**Exercise directions**
Copy the records below line for line, changing nothing.

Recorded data
********************

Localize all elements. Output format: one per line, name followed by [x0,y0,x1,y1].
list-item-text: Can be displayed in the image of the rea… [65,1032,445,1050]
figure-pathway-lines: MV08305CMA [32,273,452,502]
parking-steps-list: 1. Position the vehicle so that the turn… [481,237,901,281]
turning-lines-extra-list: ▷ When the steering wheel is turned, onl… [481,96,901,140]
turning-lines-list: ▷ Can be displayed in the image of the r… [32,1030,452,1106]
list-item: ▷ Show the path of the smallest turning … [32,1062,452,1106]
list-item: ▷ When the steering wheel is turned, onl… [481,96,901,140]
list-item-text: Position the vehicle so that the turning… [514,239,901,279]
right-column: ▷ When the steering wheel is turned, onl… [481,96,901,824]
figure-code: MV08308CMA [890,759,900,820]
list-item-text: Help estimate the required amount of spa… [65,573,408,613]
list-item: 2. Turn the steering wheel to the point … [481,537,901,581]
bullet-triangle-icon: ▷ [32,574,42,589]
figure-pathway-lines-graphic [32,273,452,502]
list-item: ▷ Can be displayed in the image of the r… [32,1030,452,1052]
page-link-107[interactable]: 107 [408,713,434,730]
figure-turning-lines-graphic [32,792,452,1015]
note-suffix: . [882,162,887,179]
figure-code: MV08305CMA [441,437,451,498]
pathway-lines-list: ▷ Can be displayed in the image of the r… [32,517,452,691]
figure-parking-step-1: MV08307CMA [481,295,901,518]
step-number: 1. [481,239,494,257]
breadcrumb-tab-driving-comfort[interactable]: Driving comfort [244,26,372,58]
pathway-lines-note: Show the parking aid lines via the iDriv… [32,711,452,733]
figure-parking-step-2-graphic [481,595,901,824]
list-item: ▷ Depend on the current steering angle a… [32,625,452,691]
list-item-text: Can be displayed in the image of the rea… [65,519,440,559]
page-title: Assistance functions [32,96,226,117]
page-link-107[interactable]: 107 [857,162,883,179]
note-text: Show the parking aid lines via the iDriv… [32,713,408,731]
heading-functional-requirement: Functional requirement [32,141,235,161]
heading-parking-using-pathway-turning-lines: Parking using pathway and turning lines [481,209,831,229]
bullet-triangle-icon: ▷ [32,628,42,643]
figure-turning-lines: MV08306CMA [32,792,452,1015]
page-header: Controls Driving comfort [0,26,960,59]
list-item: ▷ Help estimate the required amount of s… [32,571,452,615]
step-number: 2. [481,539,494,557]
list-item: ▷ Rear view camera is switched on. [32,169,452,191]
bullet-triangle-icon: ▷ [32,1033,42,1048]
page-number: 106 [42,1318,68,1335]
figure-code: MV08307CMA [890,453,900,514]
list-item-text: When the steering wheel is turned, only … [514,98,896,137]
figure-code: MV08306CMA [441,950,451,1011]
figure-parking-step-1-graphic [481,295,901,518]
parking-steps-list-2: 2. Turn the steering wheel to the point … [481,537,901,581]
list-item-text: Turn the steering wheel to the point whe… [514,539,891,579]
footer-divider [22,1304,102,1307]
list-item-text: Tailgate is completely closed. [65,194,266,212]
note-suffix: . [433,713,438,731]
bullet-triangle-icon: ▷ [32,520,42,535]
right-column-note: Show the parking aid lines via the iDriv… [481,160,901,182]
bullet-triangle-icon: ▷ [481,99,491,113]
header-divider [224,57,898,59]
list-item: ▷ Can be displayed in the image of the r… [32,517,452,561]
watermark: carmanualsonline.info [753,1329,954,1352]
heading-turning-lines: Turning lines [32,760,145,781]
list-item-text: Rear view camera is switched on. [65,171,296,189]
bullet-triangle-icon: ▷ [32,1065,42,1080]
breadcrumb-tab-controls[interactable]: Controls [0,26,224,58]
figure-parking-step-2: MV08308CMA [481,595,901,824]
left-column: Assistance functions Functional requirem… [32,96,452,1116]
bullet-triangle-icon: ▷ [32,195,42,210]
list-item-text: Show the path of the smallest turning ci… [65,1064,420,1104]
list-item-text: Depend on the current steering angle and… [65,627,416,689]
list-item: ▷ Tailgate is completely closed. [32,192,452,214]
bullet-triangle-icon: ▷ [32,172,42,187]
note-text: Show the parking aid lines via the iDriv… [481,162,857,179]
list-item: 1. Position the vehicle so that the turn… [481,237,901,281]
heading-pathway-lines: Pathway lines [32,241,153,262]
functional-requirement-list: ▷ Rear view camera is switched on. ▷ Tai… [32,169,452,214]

********************

**Answer to this task**
Localize all elements. Output format: one per line, name followed by [x0,y0,x1,y1].
list-item-text: Can be displayed in the image of the rea… [65,1032,445,1050]
figure-pathway-lines: MV08305CMA [32,273,452,502]
parking-steps-list: 1. Position the vehicle so that the turn… [481,237,901,281]
turning-lines-extra-list: ▷ When the steering wheel is turned, onl… [481,96,901,140]
turning-lines-list: ▷ Can be displayed in the image of the r… [32,1030,452,1106]
list-item: ▷ Show the path of the smallest turning … [32,1062,452,1106]
list-item: ▷ When the steering wheel is turned, onl… [481,96,901,140]
list-item-text: Position the vehicle so that the turning… [514,239,901,279]
right-column: ▷ When the steering wheel is turned, onl… [481,96,901,824]
figure-code: MV08308CMA [890,759,900,820]
list-item-text: Help estimate the required amount of spa… [65,573,408,613]
list-item: 2. Turn the steering wheel to the point … [481,537,901,581]
bullet-triangle-icon: ▷ [32,574,42,589]
figure-pathway-lines-graphic [32,273,452,502]
list-item: ▷ Can be displayed in the image of the r… [32,1030,452,1052]
page-link-107[interactable]: 107 [408,713,434,730]
figure-turning-lines-graphic [32,792,452,1015]
note-suffix: . [882,162,887,179]
figure-code: MV08305CMA [441,437,451,498]
pathway-lines-list: ▷ Can be displayed in the image of the r… [32,517,452,691]
figure-parking-step-1: MV08307CMA [481,295,901,518]
step-number: 1. [481,239,494,257]
breadcrumb-tab-driving-comfort[interactable]: Driving comfort [244,26,372,58]
pathway-lines-note: Show the parking aid lines via the iDriv… [32,711,452,733]
figure-parking-step-2-graphic [481,595,901,824]
list-item: ▷ Depend on the current steering angle a… [32,625,452,691]
list-item-text: Can be displayed in the image of the rea… [65,519,440,559]
page-title: Assistance functions [32,96,226,117]
page-link-107[interactable]: 107 [857,162,883,179]
note-text: Show the parking aid lines via the iDriv… [32,713,408,731]
heading-functional-requirement: Functional requirement [32,141,235,161]
heading-parking-using-pathway-turning-lines: Parking using pathway and turning lines [481,209,831,229]
bullet-triangle-icon: ▷ [32,628,42,643]
figure-turning-lines: MV08306CMA [32,792,452,1015]
page-header: Controls Driving comfort [0,26,960,59]
list-item: ▷ Help estimate the required amount of s… [32,571,452,615]
step-number: 2. [481,539,494,557]
list-item: ▷ Rear view camera is switched on. [32,169,452,191]
bullet-triangle-icon: ▷ [32,1033,42,1048]
page-number: 106 [42,1318,68,1335]
figure-code: MV08307CMA [890,453,900,514]
list-item-text: When the steering wheel is turned, only … [514,98,896,137]
figure-code: MV08306CMA [441,950,451,1011]
figure-parking-step-1-graphic [481,295,901,518]
parking-steps-list-2: 2. Turn the steering wheel to the point … [481,537,901,581]
list-item-text: Turn the steering wheel to the point whe… [514,539,891,579]
footer-divider [22,1304,102,1307]
list-item-text: Tailgate is completely closed. [65,194,266,212]
note-suffix: . [433,713,438,731]
bullet-triangle-icon: ▷ [32,520,42,535]
right-column-note: Show the parking aid lines via the iDriv… [481,160,901,182]
bullet-triangle-icon: ▷ [481,99,491,113]
header-divider [224,57,898,59]
list-item: ▷ Can be displayed in the image of the r… [32,517,452,561]
watermark: carmanualsonline.info [753,1329,954,1352]
heading-turning-lines: Turning lines [32,760,145,781]
list-item-text: Rear view camera is switched on. [65,171,296,189]
bullet-triangle-icon: ▷ [32,1065,42,1080]
breadcrumb-tab-controls[interactable]: Controls [0,26,224,58]
figure-parking-step-2: MV08308CMA [481,595,901,824]
left-column: Assistance functions Functional requirem… [32,96,452,1116]
bullet-triangle-icon: ▷ [32,195,42,210]
list-item-text: Show the path of the smallest turning ci… [65,1064,420,1104]
list-item-text: Depend on the current steering angle and… [65,627,416,689]
list-item: ▷ Tailgate is completely closed. [32,192,452,214]
bullet-triangle-icon: ▷ [32,172,42,187]
note-text: Show the parking aid lines via the iDriv… [481,162,857,179]
list-item: 1. Position the vehicle so that the turn… [481,237,901,281]
heading-pathway-lines: Pathway lines [32,241,153,262]
functional-requirement-list: ▷ Rear view camera is switched on. ▷ Tai… [32,169,452,214]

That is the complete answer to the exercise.